The entries that follow should be written out exactly.

Extracted information:
<<<<
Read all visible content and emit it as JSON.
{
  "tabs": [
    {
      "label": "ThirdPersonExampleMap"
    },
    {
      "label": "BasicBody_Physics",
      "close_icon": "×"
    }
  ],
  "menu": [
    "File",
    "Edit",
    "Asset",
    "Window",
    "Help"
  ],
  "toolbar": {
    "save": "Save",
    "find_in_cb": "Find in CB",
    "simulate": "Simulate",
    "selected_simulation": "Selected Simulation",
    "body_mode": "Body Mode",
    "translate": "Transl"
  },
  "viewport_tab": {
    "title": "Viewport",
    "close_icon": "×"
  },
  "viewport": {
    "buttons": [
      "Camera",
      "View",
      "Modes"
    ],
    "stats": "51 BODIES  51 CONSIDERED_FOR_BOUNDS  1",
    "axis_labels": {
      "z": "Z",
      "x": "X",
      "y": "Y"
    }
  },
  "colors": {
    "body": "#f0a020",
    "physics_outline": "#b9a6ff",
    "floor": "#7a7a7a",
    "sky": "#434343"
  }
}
>>>>
Reply:
Read all visible content and emit it as JSON.
{
  "tabs": [
    {
      "label": "ThirdPersonExampleMap"
    },
    {
      "label": "BasicBody_Physics",
      "close_icon": "×"
    }
  ],
  "menu": [
    "File",
    "Edit",
    "Asset",
    "Window",
    "Help"
  ],
  "toolbar": {
    "save": "Save",
    "find_in_cb": "Find in CB",
    "simulate": "Simulate",
    "selected_simulation": "Selected Simulation",
    "body_mode": "Body Mode",
    "translate": "Transl"
  },
  "viewport_tab": {
    "title": "Viewport",
    "close_icon": "×"
  },
  "viewport": {
    "buttons": [
      "Camera",
      "View",
      "Modes"
    ],
    "stats": "51 BODIES  51 CONSIDERED_FOR_BOUNDS  1",
    "axis_labels": {
      "z": "Z",
      "x": "X",
      "y": "Y"
    }
  },
  "colors": {
    "body": "#f0a020",
    "physics_outline": "#b9a6ff",
    "floor": "#7a7a7a",
    "sky": "#434343"
  }
}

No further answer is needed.